- Problem details: Check each line for the string "Total", then give only how many lines have it.

Figure collection entries
--- --- ---
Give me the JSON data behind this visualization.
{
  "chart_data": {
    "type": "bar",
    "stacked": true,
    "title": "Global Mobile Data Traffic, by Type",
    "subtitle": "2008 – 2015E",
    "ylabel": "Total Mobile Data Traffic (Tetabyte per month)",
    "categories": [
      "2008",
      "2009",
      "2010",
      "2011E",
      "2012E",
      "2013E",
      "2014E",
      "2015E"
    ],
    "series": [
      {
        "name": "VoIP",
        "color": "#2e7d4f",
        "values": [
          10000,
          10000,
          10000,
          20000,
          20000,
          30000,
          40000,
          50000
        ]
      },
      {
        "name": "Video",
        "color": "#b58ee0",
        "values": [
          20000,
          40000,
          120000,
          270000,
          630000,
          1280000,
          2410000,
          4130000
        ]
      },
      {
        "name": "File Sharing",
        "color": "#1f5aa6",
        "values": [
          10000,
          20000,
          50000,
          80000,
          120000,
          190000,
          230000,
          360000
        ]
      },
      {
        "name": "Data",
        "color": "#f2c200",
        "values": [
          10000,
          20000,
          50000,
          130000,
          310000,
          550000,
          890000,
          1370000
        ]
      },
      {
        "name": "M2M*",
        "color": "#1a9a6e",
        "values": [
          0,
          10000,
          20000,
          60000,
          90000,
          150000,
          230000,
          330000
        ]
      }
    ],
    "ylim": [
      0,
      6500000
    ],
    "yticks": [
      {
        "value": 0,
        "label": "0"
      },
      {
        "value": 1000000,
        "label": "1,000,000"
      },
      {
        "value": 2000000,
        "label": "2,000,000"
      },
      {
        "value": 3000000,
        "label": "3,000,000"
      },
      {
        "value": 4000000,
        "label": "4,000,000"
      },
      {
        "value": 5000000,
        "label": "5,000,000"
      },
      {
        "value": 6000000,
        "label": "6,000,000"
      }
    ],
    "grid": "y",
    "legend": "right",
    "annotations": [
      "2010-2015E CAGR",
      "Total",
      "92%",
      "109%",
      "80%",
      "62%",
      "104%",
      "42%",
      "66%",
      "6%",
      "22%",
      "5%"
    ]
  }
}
--- --- ---
- Answer to this problem: 2